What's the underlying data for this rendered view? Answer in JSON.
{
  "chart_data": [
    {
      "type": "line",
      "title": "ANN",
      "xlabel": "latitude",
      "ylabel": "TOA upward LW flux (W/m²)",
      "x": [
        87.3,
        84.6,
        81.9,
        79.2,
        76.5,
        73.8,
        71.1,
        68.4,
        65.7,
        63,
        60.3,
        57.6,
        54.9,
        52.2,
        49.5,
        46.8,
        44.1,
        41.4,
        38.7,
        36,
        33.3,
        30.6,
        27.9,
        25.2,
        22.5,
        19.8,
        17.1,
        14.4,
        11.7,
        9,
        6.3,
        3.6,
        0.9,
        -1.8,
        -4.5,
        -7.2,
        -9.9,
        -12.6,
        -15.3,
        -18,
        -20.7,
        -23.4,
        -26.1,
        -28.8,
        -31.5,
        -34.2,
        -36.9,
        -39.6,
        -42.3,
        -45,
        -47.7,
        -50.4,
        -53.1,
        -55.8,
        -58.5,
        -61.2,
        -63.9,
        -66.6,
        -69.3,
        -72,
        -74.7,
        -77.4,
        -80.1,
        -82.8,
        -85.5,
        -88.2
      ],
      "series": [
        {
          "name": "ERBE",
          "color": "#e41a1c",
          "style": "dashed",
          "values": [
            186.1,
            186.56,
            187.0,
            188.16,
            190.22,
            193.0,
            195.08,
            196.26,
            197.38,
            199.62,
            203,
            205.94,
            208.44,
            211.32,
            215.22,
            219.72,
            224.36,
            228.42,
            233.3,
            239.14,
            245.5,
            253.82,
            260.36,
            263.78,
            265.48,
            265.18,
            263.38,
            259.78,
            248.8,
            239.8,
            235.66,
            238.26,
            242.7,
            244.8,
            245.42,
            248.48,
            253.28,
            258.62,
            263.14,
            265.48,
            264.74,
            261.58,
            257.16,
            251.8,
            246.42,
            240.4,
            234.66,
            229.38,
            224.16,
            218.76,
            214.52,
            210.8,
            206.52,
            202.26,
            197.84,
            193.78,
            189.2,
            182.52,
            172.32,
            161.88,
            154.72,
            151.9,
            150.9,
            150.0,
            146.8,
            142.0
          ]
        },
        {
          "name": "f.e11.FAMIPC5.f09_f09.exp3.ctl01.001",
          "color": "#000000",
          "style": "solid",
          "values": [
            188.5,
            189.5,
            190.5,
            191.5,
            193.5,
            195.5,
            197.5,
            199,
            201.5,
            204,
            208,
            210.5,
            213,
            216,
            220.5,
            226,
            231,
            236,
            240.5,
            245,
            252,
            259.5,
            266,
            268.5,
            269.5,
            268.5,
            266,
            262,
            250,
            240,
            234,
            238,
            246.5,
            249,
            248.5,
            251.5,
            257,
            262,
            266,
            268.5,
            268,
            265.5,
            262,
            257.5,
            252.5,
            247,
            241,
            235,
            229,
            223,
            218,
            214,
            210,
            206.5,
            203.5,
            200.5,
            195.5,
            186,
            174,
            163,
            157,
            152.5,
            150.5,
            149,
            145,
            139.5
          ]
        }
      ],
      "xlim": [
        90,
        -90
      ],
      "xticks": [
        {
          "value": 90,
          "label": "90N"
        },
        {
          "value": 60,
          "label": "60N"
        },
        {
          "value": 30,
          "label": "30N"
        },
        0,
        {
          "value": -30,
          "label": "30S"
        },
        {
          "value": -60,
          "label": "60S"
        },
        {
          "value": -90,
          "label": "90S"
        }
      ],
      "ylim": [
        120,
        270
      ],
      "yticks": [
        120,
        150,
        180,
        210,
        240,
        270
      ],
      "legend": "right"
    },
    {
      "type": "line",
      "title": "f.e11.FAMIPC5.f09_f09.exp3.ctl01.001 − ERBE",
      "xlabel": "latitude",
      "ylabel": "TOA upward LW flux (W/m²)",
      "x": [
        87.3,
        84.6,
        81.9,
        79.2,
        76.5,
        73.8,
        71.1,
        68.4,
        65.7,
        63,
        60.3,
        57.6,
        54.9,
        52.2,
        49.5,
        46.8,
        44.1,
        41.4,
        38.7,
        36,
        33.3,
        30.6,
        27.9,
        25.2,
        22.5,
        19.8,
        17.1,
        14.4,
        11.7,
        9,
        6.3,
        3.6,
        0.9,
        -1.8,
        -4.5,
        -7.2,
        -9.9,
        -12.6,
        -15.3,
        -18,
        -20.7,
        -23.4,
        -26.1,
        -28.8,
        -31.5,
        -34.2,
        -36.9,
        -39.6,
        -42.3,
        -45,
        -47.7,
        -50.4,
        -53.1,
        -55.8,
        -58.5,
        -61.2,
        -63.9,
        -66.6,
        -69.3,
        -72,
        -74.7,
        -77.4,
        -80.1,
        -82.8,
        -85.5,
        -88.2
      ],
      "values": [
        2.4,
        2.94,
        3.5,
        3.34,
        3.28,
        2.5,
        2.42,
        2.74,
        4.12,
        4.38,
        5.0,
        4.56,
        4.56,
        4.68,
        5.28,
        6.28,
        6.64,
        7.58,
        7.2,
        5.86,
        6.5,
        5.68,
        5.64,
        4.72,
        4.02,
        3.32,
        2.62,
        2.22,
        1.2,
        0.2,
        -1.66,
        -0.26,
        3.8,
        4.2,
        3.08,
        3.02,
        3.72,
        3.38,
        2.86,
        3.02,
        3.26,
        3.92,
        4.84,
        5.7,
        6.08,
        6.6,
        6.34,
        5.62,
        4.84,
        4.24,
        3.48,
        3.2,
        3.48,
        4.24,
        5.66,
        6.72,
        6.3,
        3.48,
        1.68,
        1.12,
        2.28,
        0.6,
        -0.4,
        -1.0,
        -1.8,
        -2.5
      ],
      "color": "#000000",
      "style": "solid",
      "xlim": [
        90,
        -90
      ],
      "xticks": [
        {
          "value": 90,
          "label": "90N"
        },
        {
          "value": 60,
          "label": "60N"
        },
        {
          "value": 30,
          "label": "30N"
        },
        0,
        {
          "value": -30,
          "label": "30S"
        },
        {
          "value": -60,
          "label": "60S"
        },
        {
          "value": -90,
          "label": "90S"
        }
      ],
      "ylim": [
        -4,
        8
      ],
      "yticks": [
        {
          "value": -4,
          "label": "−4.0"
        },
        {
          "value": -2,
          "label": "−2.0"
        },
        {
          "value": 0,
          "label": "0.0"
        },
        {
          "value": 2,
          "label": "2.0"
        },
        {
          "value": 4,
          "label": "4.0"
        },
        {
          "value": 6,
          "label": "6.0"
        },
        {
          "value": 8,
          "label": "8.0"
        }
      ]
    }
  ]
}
------------------------------------
**What this task involves**
Identify every line above with the string "title" in it. Copy those lines.

**Written response**
      "title": "ANN",
      "title": "f.e11.FAMIPC5.f09_f09.exp3.ctl01.001 − ERBE",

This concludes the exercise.